[Stored data]
☆ ☆ ☆ ☆ ☆
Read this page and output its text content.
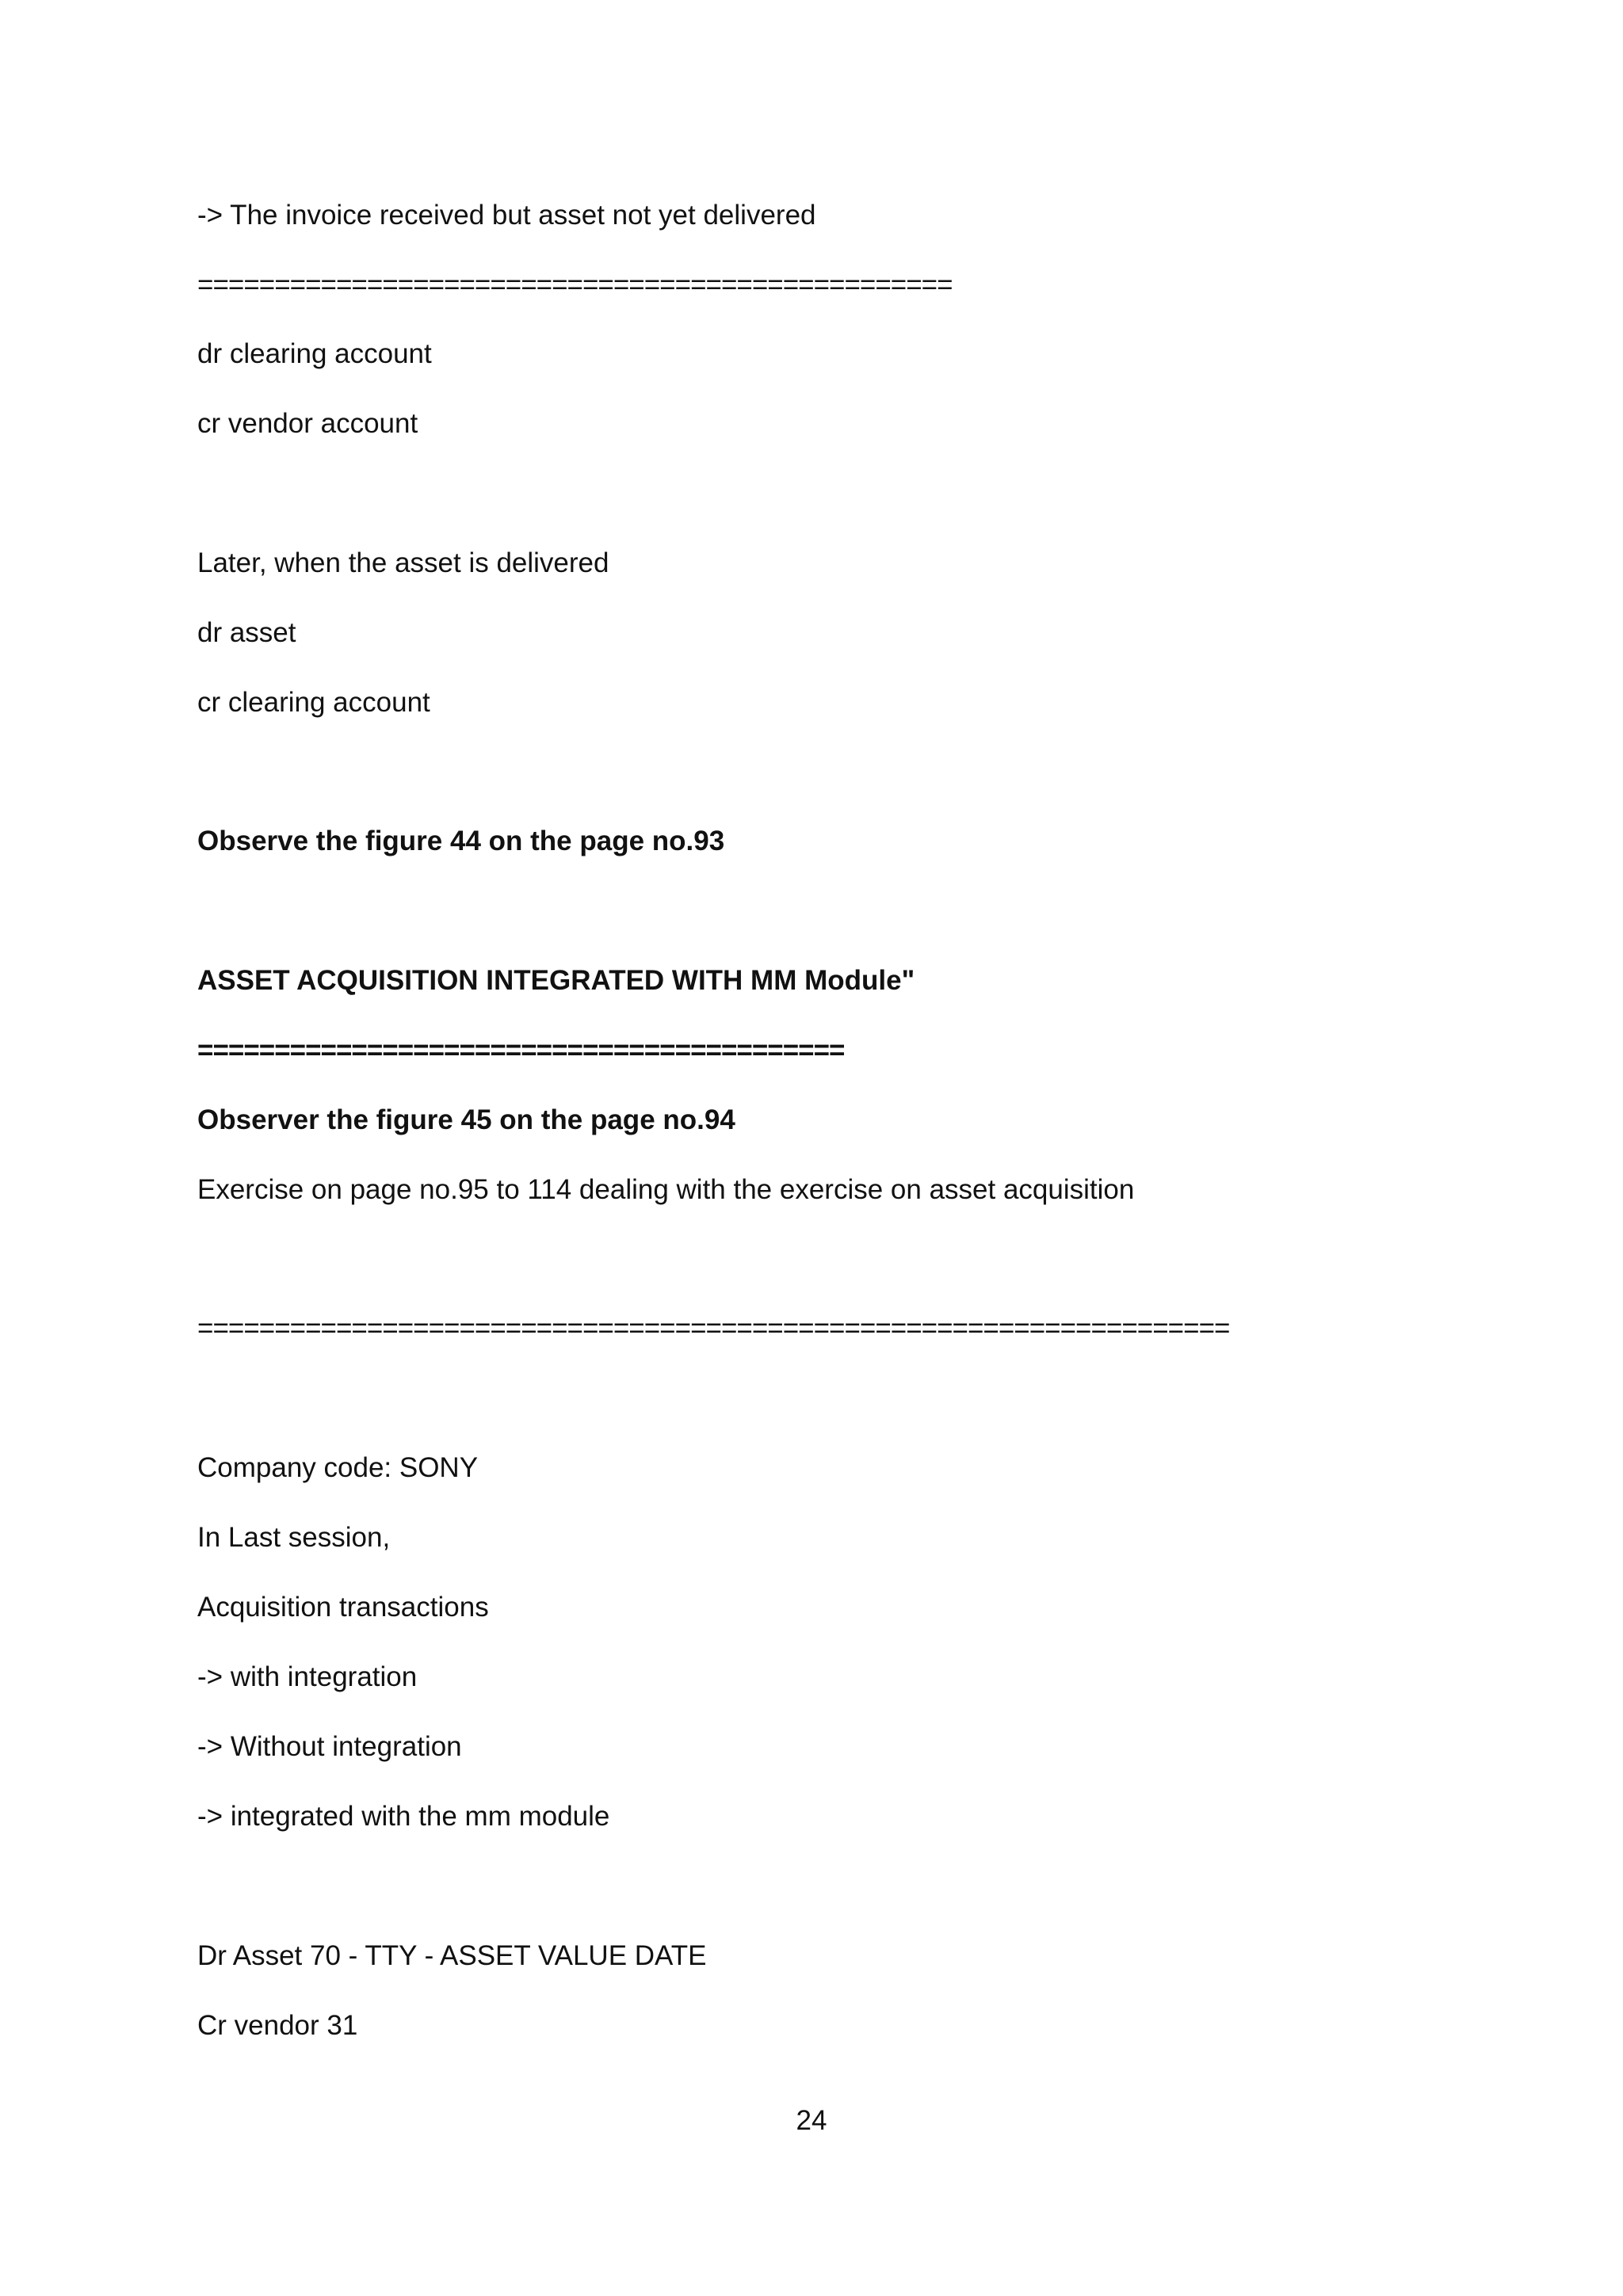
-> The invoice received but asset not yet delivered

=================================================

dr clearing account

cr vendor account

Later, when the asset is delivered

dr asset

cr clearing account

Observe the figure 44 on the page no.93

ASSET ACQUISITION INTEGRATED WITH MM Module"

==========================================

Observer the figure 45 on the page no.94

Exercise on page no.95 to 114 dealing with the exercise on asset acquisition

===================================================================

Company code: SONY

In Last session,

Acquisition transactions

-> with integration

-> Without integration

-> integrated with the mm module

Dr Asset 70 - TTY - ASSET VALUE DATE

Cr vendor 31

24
☆ ☆ ☆ ☆ ☆
[GOAL] Print each entry shown above with exact wording and no pictures.

[TASK RESPONSE]
Read this page and output its text content.
-> The invoice received but asset not yet delivered

=================================================

dr clearing account

cr vendor account

Later, when the asset is delivered

dr asset

cr clearing account

Observe the figure 44 on the page no.93

ASSET ACQUISITION INTEGRATED WITH MM Module"

==========================================

Observer the figure 45 on the page no.94

Exercise on page no.95 to 114 dealing with the exercise on asset acquisition

===================================================================

Company code: SONY

In Last session,

Acquisition transactions

-> with integration

-> Without integration

-> integrated with the mm module

Dr Asset 70 - TTY - ASSET VALUE DATE

Cr vendor 31

24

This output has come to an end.